(DIRECTIONS): Count every line below that contains "TREE", then state the total with no other output.

(Excerpt from a dataset):
***
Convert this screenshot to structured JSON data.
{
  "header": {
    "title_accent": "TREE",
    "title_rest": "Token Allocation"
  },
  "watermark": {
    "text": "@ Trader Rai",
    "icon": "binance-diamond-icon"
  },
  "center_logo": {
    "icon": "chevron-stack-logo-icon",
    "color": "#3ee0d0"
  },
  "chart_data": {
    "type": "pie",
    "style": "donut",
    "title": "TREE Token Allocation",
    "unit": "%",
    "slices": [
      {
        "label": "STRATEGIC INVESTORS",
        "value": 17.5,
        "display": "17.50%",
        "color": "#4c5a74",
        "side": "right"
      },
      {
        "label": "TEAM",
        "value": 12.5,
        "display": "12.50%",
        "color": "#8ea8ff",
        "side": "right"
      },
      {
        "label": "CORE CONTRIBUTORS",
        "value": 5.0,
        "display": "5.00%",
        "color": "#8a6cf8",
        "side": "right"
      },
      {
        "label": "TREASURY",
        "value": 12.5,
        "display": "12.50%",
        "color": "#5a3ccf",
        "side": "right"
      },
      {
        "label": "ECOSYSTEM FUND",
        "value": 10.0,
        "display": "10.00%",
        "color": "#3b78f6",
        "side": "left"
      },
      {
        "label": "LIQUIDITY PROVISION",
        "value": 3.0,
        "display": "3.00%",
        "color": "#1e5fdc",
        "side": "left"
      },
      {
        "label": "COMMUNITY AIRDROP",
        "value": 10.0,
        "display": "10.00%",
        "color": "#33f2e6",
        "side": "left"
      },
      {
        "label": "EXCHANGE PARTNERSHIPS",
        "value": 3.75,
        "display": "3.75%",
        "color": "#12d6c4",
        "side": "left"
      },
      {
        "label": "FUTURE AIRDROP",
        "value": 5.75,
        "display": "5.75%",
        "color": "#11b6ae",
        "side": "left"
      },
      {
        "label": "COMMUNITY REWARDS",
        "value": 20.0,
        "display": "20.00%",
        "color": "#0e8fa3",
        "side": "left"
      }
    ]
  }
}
***
(THE RESPONSE): 2